* START DATASET CONTENT *
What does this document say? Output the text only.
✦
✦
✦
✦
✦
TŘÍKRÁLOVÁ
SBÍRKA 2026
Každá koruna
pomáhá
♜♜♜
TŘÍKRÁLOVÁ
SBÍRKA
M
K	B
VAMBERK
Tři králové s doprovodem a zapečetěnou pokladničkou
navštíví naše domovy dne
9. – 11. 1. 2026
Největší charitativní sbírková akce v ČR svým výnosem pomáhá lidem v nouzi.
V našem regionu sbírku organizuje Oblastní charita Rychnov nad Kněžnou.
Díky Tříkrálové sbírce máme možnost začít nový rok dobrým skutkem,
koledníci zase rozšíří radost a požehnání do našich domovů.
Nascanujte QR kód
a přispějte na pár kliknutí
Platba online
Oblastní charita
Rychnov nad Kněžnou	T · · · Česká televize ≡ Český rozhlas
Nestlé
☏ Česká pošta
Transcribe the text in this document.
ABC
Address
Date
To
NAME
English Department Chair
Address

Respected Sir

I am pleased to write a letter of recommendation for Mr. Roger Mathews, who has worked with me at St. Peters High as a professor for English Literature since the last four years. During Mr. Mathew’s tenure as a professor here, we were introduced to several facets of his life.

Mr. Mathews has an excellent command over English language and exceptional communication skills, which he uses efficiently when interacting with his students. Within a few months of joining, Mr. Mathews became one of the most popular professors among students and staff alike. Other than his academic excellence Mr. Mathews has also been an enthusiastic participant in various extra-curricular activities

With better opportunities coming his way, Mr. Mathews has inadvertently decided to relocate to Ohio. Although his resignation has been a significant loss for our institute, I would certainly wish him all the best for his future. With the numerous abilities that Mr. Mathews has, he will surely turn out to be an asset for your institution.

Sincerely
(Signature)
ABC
* END DATASET CONTENT *
§ **STATED EXERCISE**
Copy out all of the records shown above exactly.

§ **SOLUTION FOR THIS EXERCISE**
What does this document say? Output the text only.
✦
✦
✦
✦
✦
TŘÍKRÁLOVÁ
SBÍRKA 2026
Každá koruna
pomáhá
♜♜♜
TŘÍKRÁLOVÁ
SBÍRKA
M
K	B
VAMBERK
Tři králové s doprovodem a zapečetěnou pokladničkou
navštíví naše domovy dne
9. – 11. 1. 2026
Největší charitativní sbírková akce v ČR svým výnosem pomáhá lidem v nouzi.
V našem regionu sbírku organizuje Oblastní charita Rychnov nad Kněžnou.
Díky Tříkrálové sbírce máme možnost začít nový rok dobrým skutkem,
koledníci zase rozšíří radost a požehnání do našich domovů.
Nascanujte QR kód
a přispějte na pár kliknutí
Platba online
Oblastní charita
Rychnov nad Kněžnou	T · · · Česká televize ≡ Český rozhlas
Nestlé
☏ Česká pošta
Transcribe the text in this document.
ABC
Address
Date
To
NAME
English Department Chair
Address

Respected Sir

I am pleased to write a letter of recommendation for Mr. Roger Mathews, who has worked with me at St. Peters High as a professor for English Literature since the last four years. During Mr. Mathew’s tenure as a professor here, we were introduced to several facets of his life.

Mr. Mathews has an excellent command over English language and exceptional communication skills, which he uses efficiently when interacting with his students. Within a few months of joining, Mr. Mathews became one of the most popular professors among students and staff alike. Other than his academic excellence Mr. Mathews has also been an enthusiastic participant in various extra-curricular activities

With better opportunities coming his way, Mr. Mathews has inadvertently decided to relocate to Ohio. Although his resignation has been a significant loss for our institute, I would certainly wish him all the best for his future. With the numerous abilities that Mr. Mathews has, he will surely turn out to be an asset for your institution.

Sincerely
(Signature)
ABC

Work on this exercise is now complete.